[Figure content listings]
╭──

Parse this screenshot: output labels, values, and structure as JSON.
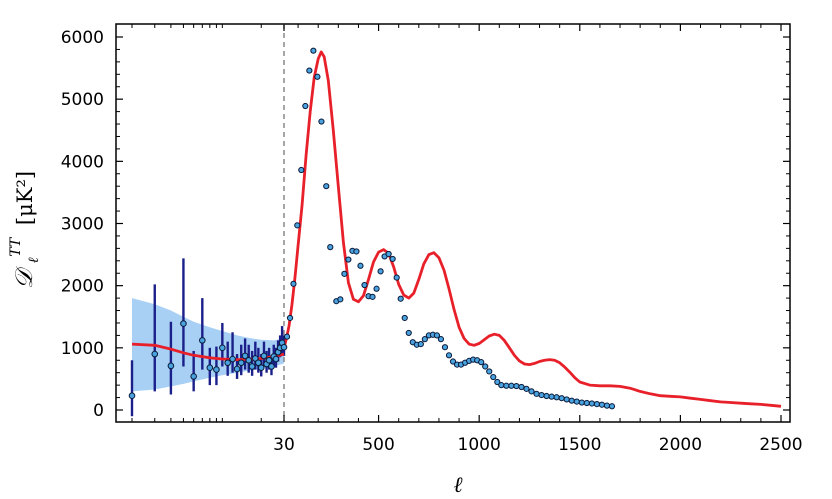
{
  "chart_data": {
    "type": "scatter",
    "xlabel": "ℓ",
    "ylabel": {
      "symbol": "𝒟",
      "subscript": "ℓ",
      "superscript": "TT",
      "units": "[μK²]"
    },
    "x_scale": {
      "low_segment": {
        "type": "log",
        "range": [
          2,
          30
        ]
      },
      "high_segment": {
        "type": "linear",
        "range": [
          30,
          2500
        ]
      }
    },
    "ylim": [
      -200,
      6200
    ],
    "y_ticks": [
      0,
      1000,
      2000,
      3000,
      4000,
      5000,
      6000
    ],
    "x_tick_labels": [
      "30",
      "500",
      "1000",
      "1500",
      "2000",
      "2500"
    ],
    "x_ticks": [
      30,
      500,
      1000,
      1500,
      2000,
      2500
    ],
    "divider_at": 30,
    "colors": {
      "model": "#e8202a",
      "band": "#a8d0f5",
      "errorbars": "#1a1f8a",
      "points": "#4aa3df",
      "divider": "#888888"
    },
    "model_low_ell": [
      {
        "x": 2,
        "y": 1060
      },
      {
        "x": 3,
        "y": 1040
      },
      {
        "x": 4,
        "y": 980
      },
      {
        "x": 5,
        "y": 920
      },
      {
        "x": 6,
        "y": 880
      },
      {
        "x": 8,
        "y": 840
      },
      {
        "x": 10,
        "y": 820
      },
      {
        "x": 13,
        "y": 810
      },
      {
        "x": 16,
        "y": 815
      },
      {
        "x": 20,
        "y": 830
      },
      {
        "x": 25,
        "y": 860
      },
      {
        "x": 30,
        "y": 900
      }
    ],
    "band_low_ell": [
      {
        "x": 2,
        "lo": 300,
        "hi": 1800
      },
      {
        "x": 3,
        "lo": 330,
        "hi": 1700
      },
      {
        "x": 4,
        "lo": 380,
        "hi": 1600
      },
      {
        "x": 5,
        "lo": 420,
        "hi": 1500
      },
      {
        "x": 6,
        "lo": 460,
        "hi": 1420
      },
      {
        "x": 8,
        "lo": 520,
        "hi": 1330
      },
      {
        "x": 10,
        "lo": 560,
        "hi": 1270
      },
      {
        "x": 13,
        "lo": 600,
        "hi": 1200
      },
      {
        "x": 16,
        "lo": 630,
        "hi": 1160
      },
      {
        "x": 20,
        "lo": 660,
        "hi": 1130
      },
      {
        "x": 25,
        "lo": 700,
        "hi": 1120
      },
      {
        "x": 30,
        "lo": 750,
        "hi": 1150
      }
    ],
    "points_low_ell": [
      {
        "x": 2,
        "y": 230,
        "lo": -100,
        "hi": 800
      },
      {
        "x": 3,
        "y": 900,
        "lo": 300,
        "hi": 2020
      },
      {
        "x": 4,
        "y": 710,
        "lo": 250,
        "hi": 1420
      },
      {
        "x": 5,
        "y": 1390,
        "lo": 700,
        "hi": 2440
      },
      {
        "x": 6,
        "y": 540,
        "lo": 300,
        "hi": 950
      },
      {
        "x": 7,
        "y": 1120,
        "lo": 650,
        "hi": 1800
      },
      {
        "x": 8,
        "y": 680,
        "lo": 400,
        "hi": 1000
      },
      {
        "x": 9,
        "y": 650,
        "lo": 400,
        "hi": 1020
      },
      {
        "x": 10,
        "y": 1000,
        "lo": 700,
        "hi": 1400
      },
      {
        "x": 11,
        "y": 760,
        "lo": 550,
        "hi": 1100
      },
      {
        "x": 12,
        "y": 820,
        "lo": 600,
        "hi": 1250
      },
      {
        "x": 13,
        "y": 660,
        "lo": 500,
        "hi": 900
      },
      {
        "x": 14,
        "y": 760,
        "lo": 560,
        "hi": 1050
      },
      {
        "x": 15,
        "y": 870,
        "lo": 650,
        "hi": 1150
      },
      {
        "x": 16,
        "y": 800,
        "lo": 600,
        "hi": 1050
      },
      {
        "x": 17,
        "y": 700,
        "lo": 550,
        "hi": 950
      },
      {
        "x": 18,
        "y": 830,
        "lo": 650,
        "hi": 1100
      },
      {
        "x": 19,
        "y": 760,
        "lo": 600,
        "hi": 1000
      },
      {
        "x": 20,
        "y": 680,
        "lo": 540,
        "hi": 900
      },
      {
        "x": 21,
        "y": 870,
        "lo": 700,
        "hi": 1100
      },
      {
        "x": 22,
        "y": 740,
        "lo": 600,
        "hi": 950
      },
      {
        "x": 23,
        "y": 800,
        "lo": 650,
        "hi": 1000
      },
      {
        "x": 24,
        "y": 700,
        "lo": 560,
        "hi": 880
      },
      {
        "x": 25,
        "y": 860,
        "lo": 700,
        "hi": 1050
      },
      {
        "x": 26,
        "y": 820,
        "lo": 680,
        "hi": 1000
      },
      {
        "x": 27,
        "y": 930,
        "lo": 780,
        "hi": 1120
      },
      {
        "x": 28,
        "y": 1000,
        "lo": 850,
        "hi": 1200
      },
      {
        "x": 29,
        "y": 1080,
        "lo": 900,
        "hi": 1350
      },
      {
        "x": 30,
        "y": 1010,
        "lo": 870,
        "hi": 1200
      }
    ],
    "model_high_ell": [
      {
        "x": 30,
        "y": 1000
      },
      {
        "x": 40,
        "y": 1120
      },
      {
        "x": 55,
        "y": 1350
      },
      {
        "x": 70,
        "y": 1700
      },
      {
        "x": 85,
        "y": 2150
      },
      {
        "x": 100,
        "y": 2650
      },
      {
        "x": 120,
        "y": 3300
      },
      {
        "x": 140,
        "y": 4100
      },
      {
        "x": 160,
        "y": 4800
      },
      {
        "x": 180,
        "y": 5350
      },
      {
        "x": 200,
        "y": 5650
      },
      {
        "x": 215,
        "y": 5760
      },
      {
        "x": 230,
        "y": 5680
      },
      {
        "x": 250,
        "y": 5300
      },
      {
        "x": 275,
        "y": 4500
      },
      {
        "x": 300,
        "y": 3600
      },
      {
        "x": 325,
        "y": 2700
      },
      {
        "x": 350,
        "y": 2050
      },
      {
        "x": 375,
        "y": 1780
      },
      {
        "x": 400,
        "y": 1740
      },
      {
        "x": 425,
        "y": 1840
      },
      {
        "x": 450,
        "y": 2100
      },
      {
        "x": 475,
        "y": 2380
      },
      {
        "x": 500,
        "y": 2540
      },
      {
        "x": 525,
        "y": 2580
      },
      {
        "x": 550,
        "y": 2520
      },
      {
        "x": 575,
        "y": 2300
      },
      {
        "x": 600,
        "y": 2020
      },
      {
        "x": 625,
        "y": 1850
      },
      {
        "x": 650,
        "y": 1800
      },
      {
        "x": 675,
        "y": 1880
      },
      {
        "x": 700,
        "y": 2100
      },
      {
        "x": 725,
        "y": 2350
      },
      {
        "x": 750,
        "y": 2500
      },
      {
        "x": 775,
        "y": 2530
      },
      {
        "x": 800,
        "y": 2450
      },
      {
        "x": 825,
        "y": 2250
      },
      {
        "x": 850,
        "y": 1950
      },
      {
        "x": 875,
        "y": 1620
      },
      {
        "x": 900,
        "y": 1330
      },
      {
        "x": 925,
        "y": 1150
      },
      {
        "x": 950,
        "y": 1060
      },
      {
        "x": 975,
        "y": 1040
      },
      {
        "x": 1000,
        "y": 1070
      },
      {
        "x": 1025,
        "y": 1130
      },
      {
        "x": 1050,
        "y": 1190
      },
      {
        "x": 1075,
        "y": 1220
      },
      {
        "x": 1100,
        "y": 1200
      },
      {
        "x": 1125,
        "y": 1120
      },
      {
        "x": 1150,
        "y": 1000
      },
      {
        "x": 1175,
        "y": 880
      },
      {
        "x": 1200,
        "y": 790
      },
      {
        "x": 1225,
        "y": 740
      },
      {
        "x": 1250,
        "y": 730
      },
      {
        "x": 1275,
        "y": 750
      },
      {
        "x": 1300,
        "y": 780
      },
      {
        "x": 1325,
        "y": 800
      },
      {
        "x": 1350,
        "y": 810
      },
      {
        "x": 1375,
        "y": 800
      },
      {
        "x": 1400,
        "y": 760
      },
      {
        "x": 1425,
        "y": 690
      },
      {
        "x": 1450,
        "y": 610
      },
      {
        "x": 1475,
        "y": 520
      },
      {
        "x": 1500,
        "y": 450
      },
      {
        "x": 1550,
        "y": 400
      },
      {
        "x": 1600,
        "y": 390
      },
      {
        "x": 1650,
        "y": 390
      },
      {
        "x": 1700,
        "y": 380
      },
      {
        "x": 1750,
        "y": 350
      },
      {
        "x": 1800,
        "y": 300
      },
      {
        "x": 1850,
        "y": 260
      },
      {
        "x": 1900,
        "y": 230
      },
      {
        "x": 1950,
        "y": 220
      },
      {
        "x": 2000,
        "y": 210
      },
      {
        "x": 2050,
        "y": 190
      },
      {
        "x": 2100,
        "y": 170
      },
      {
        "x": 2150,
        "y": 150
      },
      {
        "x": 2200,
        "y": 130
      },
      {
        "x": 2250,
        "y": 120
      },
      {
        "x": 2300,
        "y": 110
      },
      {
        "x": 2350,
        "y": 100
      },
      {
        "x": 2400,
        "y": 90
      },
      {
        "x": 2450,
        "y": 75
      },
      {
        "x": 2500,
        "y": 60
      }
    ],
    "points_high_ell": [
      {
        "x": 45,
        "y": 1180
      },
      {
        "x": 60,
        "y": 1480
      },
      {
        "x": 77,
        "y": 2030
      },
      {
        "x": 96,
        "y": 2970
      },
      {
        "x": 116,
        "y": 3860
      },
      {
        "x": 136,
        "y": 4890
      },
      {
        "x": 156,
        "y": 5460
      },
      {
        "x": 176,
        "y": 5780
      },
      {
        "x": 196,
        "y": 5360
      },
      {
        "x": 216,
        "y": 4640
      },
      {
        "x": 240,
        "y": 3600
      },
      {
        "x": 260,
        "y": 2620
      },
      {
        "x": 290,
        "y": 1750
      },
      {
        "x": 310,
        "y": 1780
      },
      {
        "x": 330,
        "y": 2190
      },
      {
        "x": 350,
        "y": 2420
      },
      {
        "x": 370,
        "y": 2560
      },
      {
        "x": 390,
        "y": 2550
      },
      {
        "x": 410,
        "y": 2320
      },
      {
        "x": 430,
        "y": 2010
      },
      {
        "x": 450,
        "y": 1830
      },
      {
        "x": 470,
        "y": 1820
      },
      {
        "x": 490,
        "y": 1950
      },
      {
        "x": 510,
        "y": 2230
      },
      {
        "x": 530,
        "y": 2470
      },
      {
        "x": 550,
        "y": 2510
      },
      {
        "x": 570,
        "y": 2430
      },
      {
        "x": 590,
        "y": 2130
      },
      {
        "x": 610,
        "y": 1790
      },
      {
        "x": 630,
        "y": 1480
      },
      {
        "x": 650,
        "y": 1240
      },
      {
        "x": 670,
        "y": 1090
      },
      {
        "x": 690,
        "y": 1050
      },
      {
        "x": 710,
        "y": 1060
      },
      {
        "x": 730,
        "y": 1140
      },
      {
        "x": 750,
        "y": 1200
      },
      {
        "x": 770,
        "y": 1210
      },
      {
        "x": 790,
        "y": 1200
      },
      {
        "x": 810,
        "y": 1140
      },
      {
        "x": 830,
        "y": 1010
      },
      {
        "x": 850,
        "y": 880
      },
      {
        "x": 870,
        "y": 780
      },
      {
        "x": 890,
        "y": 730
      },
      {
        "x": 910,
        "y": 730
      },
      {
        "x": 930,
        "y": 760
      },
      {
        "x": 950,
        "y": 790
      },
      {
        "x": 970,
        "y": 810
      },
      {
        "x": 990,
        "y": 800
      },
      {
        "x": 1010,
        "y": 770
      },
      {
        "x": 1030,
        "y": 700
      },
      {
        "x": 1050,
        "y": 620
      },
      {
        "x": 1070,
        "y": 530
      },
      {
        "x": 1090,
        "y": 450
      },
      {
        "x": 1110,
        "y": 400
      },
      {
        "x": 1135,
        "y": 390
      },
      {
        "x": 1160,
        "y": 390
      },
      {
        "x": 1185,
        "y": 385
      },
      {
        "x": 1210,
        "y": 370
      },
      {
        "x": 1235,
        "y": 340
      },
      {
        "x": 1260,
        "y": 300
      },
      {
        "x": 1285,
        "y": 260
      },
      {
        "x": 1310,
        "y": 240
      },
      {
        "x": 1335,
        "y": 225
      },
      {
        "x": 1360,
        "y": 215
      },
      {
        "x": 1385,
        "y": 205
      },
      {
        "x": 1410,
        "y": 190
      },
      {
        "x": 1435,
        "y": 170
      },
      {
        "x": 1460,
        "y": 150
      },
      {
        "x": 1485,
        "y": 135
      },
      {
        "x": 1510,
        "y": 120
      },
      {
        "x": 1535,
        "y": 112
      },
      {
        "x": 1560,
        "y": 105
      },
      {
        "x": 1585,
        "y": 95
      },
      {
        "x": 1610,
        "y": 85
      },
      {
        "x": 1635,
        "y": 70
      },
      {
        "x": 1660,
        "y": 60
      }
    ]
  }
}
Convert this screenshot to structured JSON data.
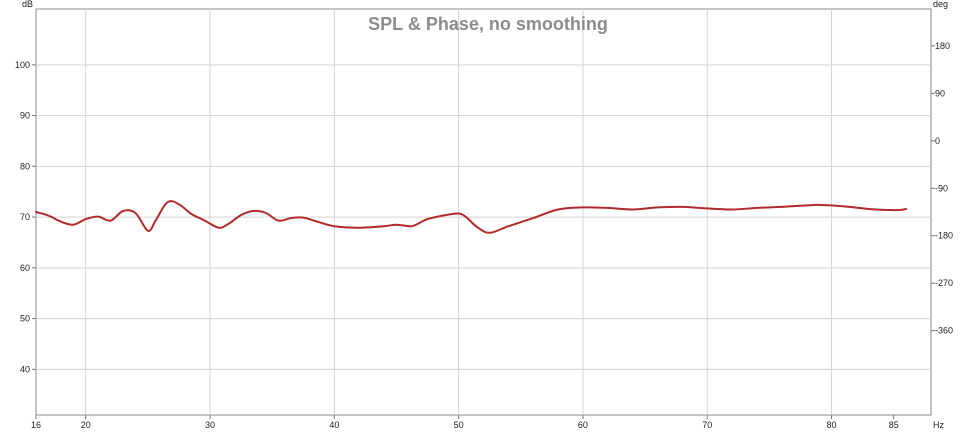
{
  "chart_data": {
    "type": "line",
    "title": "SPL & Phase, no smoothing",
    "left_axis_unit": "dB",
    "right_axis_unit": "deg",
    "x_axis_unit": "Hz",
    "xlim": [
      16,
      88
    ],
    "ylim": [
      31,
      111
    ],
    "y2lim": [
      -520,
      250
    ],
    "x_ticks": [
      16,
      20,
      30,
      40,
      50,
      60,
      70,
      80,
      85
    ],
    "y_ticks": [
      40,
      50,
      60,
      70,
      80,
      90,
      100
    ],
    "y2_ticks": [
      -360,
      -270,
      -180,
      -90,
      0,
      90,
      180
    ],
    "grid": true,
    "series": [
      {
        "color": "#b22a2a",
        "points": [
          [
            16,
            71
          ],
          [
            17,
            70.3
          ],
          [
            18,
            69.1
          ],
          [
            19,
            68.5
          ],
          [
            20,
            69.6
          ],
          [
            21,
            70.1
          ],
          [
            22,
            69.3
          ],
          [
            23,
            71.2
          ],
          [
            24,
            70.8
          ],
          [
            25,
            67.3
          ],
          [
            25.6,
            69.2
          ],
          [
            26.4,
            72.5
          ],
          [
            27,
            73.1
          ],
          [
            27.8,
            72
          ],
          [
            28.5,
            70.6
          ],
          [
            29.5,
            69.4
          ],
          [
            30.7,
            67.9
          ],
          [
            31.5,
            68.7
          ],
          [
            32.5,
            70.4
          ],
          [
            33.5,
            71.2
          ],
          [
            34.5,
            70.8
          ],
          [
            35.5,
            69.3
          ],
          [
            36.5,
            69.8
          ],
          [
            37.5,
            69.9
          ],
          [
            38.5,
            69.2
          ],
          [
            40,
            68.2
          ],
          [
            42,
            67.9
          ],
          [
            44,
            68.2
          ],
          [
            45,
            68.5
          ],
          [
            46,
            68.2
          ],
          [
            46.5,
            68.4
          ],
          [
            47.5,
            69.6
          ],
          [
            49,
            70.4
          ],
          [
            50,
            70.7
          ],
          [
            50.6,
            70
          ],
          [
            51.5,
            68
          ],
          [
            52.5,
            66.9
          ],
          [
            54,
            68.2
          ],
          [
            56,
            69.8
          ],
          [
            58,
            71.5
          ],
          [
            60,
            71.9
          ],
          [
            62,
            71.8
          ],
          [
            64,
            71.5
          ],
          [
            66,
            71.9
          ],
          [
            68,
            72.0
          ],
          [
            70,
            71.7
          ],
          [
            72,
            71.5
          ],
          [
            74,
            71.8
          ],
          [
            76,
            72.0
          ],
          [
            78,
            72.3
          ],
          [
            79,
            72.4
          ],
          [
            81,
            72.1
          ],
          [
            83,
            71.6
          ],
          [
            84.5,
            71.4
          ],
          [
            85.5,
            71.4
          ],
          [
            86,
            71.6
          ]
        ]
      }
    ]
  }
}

╰──

Check each line above for the string "this" and show the ones that have it.

Exercise output
Parse this screenshot: output labels, values, and structure as JSON.
Convert this screenshot to structured JSON data.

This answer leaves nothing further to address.